> _Required work_:
**a)** Answer these questions from the passage about Neapolitan pizza, each on its own line:
(i) What region is the pizzaiolo Roberto Caporuscio from?
(ii) According to Roberto, which two factors matter more than the water?
(iii) How much yeast does he use per liter of water?
**b)** Write the next part of the passage about Neapolitan pizza, picking up after its final sentence.

> _Excerpt to read_:
━━━━━━━━━━
It seemed like only a few moments passed between the time we ordered our pizza Margarita and its arrival sizzling hot at the table. Light, crisp and full of flavor, Michele said it was the best pizza she had eaten since Naples. Rosario, one of the owners whom we had met before came by to see how we liked the pizza and introduced us to the pizzaiolo, Roberto Caporuscio. Roberto, who is a wealth of knowledge about pizza, is from Campania and has a passion for Neapolitan style pizza and trained and worked in Naples. He has also made pizza in Denver, Chicago, Pittsburgh and NJ, among other places. He asked us which pizza places we liked in NYC and Naples and we realized that we liked many of the same places. Meanwhile, we had finished eating and Keste was getting busy. Roberto asked us if we would like to come back to see how he made the pizza from scratch. We gave him an enthusiastic Yes! And made a date for the following Monday.
Roberto’s experience making pizza in Italy and around the US taught him that despite the common belief, the water did not make a big difference in the finished pie. The temperature and humidity were more important because these would affect how long the dough takes to rise. He does not use a “biga” starter. He only uses fresh natural cake yeast that must be kept in the refrigerator. Dry yeast does not do the job and can leave spots in the pizza. He uses a very small amount of yeast, 1 gram per liter of water, and lets the dough rise very slowly.
━━━━━━━━━━
> _Recorded information_:
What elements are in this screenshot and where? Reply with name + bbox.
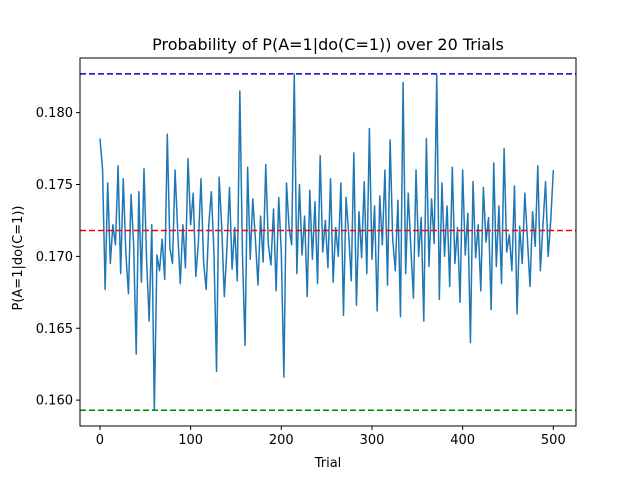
x-tick-label: 300 (360, 433, 385, 448)
x-tick-label: 500 (541, 433, 566, 448)
y-tick-label: 0.160 (36, 394, 73, 409)
x-tick-label: 100 (178, 433, 203, 448)
y-tick-label: 0.175 (36, 178, 73, 193)
axes-frame (79, 57, 577, 427)
y-tick-label: 0.170 (36, 250, 73, 265)
y-axis-label: P(A=1|do(C=1)) (11, 205, 26, 310)
x-axis-label: Trial (314, 456, 342, 471)
y-tick-label: 0.180 (36, 106, 73, 121)
x-tick-label: 0 (96, 433, 104, 448)
y-tick-label: 0.165 (36, 322, 73, 337)
x-tick-label: 200 (269, 433, 294, 448)
x-tick-label: 400 (450, 433, 475, 448)
reference-lines (80, 73, 576, 411)
axes: 0 100 200 300 400 500 0.160 0.165 0.170 0.175 0.18… (36, 57, 577, 448)
chart-title: Probability of P(A=1|do(C=1)) over 20 Tr… (152, 35, 504, 54)
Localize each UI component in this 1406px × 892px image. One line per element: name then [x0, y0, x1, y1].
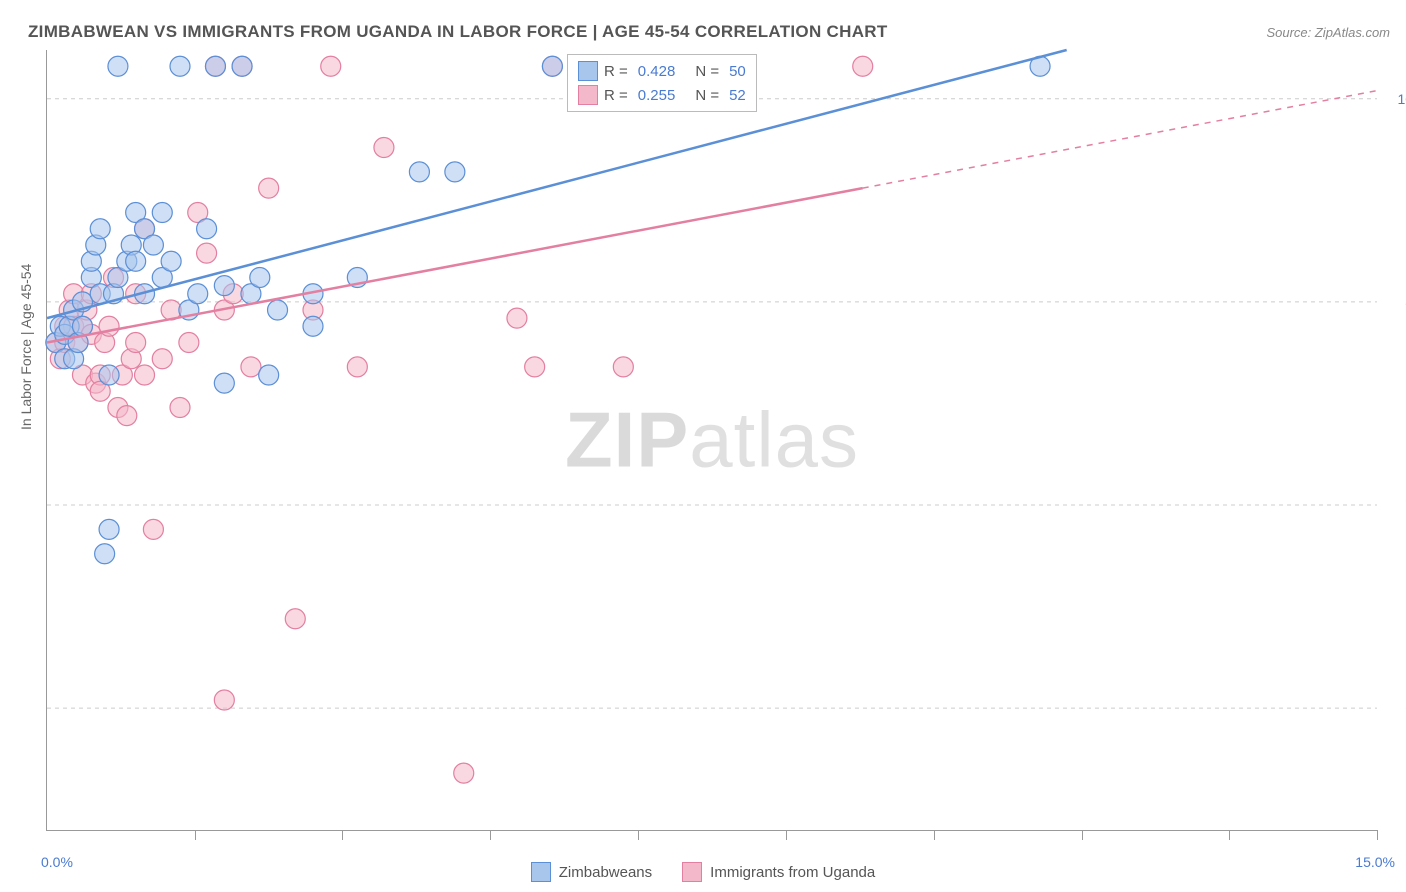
- x-tick: [1229, 830, 1230, 840]
- stats-legend-row: R = 0.255 N = 52: [578, 83, 746, 107]
- x-tick: [490, 830, 491, 840]
- x-tick: [786, 830, 787, 840]
- x-tick: [195, 830, 196, 840]
- legend-label-blue: Zimbabweans: [559, 864, 652, 881]
- n-value-pink: 52: [729, 87, 746, 104]
- r-value-pink: 0.255: [638, 87, 676, 104]
- y-axis-label: In Labor Force | Age 45-54: [18, 264, 34, 430]
- swatch-pink: [578, 85, 598, 105]
- chart-title: ZIMBABWEAN VS IMMIGRANTS FROM UGANDA IN …: [28, 22, 888, 42]
- source-label: Source: ZipAtlas.com: [1266, 25, 1390, 40]
- x-tick: [1082, 830, 1083, 840]
- stats-legend: R = 0.428 N = 50 R = 0.255 N = 52: [567, 54, 757, 112]
- r-label: R =: [604, 87, 628, 104]
- swatch-pink-bottom: [682, 862, 702, 882]
- x-tick: [342, 830, 343, 840]
- swatch-blue: [578, 61, 598, 81]
- r-label: R =: [604, 63, 628, 80]
- legend-label-pink: Immigrants from Uganda: [710, 864, 875, 881]
- plot-svg: [47, 50, 1377, 830]
- title-bar: ZIMBABWEAN VS IMMIGRANTS FROM UGANDA IN …: [28, 22, 1390, 42]
- legend-item-pink: Immigrants from Uganda: [682, 862, 875, 882]
- chart-container: ZIMBABWEAN VS IMMIGRANTS FROM UGANDA IN …: [0, 0, 1406, 892]
- x-tick: [1377, 830, 1378, 840]
- bottom-legend: Zimbabweans Immigrants from Uganda: [0, 862, 1406, 882]
- x-tick: [934, 830, 935, 840]
- n-label: N =: [695, 87, 719, 104]
- swatch-blue-bottom: [531, 862, 551, 882]
- y-tick-label: 100.0%: [1398, 91, 1406, 107]
- stats-legend-row: R = 0.428 N = 50: [578, 59, 746, 83]
- plot-area: ZIPatlas R = 0.428 N = 50 R = 0.255 N = …: [46, 50, 1377, 831]
- legend-item-blue: Zimbabweans: [531, 862, 652, 882]
- r-value-blue: 0.428: [638, 63, 676, 80]
- n-value-blue: 50: [729, 63, 746, 80]
- n-label: N =: [695, 63, 719, 80]
- x-tick: [638, 830, 639, 840]
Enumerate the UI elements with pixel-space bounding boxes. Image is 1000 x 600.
━━━━━━━━━━
> _Results of the exercise_:
**a)**
(i) Campania
(ii) Temperature and humidity
(iii) 1 gram

**b)**
Roberto uses “double zero” Antimo Caputo flour in 55 lb bags. It is made especially for pizza from seven different kinds of wheat. The wheat is ground very slowly so as not to damage the flour and the nutrients. This flour gives you dough that is easier to stretch and the slow rise gives you more flavor and makes it lighter. Roberto does not put the dough in the refrigerator but leaves it out to rise for 18 to 24 hours.
The flour, water, salt and yeast are mixed in a special machine that has two arms and moves very slowly. The slow movement mixes the dough without heat buildup. It takes about 20 minutes for it to be ready. The dough remains in the machine until Roberto is ready to transfer it to a table where it continues to rise. When it is ready, the dough is shaped into 9.5 ounce balls. The shaping method is the same for making mozzarella. The finished balls are put into plastic boxes to rise. Roberto tried to find wooden boxes but did not like any of them. It takes about 20 minutes to shape the mass into individual balls. The finished dough is so soft, you might expect it to stick to your hands, but it does not. Roberto makes sure every ball of dough is perfectly round because any holes or gaps would prevent the pizzas from lying flat in the oven and they would not bake properly.
When it is time to make a pizza, Roberto takes a ball of dough and with his fingers spreads it into a disk. He rotates the disk by quarter turns–it takes less than a minute to reach its final shape. He makes sure that the pizza is not too thin in the middle, if it is the cornicione or rim will be too thick. I have never seen a pizzaiolo in Naples toss the pizza in the air, but I had to ask anyway. Roberto gave me a look and said that the dough is not to play with, it is food!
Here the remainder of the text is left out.